### Request:
Locate the word "nChoice" in the material, then show every line that holds it.

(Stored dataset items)
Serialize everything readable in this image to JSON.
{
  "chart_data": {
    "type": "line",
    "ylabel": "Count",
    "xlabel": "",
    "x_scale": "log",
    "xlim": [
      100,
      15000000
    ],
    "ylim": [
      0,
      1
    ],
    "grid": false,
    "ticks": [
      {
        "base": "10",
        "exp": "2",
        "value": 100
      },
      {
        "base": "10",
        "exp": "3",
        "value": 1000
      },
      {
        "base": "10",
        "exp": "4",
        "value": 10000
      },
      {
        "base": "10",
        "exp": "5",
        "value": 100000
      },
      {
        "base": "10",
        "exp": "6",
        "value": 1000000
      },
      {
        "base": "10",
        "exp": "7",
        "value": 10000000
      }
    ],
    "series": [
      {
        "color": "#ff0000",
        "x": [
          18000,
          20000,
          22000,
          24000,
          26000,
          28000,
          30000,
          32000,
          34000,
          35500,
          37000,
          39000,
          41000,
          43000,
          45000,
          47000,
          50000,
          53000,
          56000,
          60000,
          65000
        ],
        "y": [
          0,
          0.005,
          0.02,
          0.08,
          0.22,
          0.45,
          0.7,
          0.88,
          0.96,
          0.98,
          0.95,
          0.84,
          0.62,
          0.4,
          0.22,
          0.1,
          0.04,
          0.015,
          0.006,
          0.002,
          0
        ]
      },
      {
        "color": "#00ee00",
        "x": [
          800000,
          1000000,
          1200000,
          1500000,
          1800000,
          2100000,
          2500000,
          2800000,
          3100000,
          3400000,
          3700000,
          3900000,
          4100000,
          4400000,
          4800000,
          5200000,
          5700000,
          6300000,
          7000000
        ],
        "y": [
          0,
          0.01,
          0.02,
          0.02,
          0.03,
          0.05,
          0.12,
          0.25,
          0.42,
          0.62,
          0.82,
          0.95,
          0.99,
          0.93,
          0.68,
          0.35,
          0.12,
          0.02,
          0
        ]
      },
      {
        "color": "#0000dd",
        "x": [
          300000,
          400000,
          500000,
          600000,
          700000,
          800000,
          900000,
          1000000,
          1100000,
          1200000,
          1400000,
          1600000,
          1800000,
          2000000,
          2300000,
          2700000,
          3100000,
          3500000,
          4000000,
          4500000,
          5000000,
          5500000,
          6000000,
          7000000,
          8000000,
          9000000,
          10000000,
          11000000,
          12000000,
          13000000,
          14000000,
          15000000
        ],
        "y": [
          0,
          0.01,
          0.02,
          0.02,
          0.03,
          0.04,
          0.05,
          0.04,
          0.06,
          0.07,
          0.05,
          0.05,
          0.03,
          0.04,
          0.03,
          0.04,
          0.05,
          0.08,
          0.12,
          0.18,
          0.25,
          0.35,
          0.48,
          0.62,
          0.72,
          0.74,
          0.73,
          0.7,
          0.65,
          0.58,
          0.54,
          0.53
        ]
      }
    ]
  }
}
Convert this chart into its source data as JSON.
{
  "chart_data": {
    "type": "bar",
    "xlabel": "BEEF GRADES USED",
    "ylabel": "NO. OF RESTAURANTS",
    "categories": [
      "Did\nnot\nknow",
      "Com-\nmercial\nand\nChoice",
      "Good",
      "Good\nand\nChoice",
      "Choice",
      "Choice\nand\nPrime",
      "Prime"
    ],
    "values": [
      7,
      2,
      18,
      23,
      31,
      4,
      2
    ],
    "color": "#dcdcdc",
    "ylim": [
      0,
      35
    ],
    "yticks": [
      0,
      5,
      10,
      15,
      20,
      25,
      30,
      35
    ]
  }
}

### Result for this exercise:
      "Com-\nmercial\nand\nChoice",
      "Good\nand\nChoice",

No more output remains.